- **Required work**
From the listing below, work out how many lines contain "místo". Reply with that number only.
## begin Exercise material
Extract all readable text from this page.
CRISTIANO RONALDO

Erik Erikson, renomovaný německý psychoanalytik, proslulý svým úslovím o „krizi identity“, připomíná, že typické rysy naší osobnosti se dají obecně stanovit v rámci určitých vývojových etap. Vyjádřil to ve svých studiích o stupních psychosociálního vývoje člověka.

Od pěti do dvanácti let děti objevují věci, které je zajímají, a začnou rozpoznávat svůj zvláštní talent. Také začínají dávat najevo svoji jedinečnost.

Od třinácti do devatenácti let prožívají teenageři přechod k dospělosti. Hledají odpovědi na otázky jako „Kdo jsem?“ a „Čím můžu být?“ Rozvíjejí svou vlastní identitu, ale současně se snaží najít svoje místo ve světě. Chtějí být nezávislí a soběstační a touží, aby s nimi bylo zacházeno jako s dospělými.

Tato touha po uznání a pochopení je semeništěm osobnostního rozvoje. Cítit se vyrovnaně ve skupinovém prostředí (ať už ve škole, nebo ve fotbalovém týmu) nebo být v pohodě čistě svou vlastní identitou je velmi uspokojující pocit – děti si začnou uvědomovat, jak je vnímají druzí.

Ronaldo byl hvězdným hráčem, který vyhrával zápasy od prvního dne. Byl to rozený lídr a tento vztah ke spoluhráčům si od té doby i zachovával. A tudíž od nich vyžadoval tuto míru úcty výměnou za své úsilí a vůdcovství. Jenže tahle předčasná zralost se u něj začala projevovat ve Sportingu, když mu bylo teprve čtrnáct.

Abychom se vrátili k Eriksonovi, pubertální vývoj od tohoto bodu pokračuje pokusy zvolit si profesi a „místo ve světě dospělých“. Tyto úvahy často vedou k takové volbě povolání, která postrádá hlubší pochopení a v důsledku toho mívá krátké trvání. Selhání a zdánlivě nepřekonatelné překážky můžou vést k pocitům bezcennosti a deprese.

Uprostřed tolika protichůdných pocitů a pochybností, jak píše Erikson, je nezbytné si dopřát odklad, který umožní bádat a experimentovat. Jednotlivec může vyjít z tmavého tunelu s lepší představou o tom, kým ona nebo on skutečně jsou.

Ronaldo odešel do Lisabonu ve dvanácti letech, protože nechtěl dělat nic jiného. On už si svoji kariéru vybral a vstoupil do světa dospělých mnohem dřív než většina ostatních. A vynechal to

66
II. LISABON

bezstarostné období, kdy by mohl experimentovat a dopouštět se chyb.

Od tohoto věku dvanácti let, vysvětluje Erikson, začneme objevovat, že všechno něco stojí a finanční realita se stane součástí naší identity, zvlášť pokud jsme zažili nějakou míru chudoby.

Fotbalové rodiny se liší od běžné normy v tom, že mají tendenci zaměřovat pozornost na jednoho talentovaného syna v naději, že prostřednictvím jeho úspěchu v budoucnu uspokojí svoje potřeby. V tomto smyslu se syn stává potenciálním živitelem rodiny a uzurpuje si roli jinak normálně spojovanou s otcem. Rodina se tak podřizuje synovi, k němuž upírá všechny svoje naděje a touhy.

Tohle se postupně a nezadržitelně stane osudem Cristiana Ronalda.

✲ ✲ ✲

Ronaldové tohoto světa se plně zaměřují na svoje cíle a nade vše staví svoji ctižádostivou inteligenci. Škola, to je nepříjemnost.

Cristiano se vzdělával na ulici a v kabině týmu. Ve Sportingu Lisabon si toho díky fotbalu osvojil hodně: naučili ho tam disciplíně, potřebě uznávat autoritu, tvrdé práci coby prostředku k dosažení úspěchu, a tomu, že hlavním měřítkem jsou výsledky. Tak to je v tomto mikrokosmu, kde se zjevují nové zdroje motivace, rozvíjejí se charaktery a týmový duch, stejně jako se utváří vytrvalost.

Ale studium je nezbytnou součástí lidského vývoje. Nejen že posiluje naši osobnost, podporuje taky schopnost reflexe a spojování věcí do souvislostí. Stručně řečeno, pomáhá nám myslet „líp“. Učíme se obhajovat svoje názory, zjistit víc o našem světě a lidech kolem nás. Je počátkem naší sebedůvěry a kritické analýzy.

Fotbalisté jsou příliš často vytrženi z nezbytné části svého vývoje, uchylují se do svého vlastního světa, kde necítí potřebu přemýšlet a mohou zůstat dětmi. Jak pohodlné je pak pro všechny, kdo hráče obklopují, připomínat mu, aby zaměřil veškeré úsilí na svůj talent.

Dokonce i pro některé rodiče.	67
## end Exercise material
- **Answer to the task**
2